Stated task => Scan the entries below and extract each line with the word "eruditissimis" in it.

Stored records =>
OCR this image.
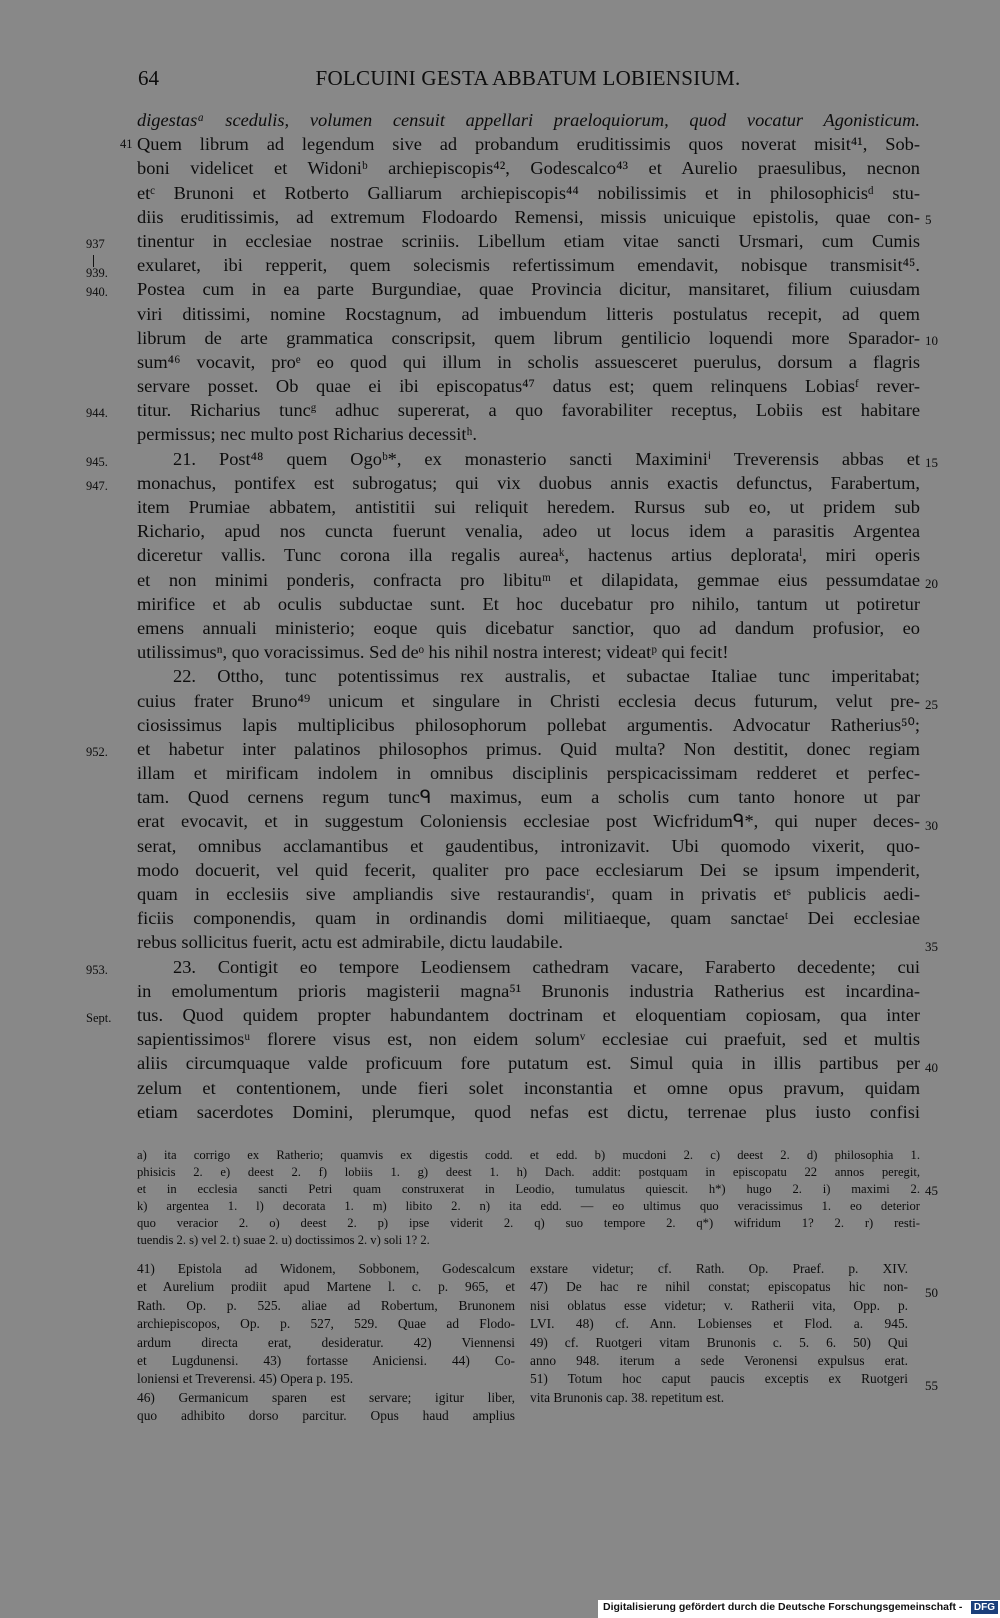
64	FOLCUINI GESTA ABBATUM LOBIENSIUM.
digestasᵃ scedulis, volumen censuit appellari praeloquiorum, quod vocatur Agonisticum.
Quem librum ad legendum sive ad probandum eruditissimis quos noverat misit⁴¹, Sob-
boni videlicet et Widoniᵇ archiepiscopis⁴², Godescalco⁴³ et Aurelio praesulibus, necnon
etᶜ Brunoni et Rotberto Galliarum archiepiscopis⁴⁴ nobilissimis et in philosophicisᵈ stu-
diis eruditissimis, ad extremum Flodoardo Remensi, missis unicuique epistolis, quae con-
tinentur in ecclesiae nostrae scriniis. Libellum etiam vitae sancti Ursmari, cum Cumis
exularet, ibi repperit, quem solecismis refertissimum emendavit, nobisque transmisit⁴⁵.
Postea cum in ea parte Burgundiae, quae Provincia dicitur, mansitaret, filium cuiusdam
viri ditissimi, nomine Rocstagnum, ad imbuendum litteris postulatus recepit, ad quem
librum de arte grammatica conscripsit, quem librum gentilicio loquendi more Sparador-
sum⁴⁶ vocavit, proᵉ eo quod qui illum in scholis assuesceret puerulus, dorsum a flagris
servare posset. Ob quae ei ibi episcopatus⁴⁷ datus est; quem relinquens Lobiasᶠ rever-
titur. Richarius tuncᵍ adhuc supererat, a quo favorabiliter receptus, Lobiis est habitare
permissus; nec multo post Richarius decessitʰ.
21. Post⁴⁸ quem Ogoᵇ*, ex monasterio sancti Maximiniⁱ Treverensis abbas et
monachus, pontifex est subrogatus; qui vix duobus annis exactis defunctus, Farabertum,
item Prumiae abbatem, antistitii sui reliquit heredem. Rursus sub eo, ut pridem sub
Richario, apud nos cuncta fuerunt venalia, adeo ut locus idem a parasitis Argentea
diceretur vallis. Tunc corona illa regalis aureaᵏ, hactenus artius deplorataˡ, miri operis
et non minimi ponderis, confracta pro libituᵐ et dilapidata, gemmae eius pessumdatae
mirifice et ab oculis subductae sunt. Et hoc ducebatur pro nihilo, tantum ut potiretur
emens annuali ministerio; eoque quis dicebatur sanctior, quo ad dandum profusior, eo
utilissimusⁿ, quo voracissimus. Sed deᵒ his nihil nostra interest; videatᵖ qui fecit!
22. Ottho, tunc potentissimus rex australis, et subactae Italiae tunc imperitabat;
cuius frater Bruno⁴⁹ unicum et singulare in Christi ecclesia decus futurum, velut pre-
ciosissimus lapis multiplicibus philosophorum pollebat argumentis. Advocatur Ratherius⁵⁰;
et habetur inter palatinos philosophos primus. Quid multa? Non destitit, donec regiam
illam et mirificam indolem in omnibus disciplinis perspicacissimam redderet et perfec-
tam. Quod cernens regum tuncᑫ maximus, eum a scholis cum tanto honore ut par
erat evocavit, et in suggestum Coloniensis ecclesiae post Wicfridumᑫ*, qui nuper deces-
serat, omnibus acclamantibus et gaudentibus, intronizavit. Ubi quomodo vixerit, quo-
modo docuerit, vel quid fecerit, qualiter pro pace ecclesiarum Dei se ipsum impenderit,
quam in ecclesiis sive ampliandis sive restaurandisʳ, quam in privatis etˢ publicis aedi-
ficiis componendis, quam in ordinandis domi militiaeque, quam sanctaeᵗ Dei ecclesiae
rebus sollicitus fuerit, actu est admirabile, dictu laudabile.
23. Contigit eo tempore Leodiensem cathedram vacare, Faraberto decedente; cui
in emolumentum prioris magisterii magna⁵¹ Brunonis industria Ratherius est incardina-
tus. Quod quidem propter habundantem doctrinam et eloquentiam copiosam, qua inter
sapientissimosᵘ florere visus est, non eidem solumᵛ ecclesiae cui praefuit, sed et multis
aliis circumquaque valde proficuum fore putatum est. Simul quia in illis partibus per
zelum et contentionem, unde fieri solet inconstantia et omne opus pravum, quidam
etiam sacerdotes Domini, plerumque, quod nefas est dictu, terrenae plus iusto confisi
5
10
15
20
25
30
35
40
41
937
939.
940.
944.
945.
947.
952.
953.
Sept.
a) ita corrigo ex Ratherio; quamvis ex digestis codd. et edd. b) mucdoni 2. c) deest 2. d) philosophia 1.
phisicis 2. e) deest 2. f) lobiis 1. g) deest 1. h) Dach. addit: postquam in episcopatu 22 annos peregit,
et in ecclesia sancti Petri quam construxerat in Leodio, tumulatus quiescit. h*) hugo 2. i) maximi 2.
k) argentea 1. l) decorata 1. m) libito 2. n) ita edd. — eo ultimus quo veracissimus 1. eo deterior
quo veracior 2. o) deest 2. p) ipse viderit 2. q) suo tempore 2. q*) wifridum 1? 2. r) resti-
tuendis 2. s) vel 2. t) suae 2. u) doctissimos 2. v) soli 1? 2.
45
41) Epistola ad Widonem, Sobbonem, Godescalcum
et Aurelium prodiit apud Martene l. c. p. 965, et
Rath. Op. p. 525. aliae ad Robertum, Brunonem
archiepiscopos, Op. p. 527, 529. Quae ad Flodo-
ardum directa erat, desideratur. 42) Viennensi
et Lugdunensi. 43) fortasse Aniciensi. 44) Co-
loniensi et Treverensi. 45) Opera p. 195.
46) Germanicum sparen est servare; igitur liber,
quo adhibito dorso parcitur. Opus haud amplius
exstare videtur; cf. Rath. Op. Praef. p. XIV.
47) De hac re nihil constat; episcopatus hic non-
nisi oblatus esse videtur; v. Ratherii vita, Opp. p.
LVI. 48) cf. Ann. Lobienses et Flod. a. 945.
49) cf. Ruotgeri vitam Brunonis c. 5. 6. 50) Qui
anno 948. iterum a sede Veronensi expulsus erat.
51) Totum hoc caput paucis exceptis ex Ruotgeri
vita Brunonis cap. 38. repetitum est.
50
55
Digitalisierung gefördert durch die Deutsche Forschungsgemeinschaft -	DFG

---

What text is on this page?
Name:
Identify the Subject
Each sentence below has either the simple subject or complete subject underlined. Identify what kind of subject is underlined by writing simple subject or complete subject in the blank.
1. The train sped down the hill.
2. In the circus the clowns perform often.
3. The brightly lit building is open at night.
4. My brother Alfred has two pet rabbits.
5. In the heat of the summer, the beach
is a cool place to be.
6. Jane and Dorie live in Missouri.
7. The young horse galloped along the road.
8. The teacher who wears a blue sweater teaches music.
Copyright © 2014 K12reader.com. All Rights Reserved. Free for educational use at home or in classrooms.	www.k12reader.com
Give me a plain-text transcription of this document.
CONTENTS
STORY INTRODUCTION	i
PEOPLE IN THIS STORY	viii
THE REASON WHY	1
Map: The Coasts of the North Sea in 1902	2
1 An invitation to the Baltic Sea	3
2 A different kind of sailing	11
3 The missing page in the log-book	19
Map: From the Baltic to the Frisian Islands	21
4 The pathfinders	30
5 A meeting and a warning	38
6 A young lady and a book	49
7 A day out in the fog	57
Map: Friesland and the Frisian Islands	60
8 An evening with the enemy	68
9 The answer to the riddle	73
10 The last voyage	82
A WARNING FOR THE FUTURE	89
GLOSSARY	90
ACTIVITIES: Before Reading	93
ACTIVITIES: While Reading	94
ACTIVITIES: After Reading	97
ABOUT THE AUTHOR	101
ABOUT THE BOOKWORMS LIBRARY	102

Reply to the task =>
Quem librum ad legendum sive ad probandum eruditissimis quos noverat misit⁴¹, Sob-
diis eruditissimis, ad extremum Flodoardo Remensi, missis unicuique epistolis, quae con-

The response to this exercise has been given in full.